Filter the entries and keep only the lines where the string "Rady" appears.

> _Entries_:
--------------------------------------------------

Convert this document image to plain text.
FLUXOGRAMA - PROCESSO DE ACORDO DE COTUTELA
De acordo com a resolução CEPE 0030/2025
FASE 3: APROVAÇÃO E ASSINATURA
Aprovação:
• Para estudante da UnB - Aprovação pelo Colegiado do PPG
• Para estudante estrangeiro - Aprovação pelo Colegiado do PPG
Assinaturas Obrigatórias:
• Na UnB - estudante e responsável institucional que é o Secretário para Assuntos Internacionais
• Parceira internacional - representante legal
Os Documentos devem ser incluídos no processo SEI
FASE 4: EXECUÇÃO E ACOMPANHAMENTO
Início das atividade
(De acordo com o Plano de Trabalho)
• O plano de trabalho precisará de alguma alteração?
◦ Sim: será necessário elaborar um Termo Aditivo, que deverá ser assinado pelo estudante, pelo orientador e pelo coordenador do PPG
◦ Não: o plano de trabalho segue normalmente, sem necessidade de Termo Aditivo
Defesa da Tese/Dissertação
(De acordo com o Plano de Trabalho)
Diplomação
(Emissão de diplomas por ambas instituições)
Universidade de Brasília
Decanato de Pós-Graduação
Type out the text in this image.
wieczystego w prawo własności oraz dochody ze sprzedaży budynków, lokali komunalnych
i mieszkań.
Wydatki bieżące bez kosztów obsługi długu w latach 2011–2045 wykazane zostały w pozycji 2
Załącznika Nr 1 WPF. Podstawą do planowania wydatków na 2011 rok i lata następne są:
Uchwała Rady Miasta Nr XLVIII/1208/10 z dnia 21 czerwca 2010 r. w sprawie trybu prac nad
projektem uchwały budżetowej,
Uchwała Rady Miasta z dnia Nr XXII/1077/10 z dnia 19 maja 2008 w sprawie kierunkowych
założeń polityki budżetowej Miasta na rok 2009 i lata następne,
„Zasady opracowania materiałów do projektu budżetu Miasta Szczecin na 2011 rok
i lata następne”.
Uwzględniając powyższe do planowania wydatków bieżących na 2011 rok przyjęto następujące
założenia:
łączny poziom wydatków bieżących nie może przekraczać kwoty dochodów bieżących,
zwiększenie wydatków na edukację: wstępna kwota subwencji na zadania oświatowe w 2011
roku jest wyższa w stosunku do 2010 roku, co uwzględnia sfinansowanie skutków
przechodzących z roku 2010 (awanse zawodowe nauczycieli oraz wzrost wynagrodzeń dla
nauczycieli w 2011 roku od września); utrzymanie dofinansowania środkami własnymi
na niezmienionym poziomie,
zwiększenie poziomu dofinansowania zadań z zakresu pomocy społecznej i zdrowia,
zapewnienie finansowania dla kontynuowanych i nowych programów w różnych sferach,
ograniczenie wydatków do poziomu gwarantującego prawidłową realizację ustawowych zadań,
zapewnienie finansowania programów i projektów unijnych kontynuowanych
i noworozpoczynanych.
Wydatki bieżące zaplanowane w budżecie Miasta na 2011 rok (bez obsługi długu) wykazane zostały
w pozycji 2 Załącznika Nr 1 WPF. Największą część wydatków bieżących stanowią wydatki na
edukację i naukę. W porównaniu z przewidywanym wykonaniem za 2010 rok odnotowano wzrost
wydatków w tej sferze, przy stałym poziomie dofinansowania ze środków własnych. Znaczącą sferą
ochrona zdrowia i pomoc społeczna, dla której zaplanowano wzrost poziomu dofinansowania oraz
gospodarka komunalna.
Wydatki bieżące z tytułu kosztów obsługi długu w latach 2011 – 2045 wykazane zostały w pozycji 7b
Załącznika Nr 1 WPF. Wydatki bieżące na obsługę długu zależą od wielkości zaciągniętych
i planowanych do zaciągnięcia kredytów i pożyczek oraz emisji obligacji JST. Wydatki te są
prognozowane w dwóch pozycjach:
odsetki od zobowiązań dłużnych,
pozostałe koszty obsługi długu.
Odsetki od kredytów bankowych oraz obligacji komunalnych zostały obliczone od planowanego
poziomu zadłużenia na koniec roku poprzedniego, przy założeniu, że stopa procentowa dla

--------------------------------------------------

> _Answer below_:
Uchwała Rady Miasta Nr XLVIII/1208/10 z dnia 21 czerwca 2010 r. w sprawie trybu prac nad
Uchwała Rady Miasta z dnia Nr XXII/1077/10 z dnia 19 maja 2008 w sprawie kierunkowych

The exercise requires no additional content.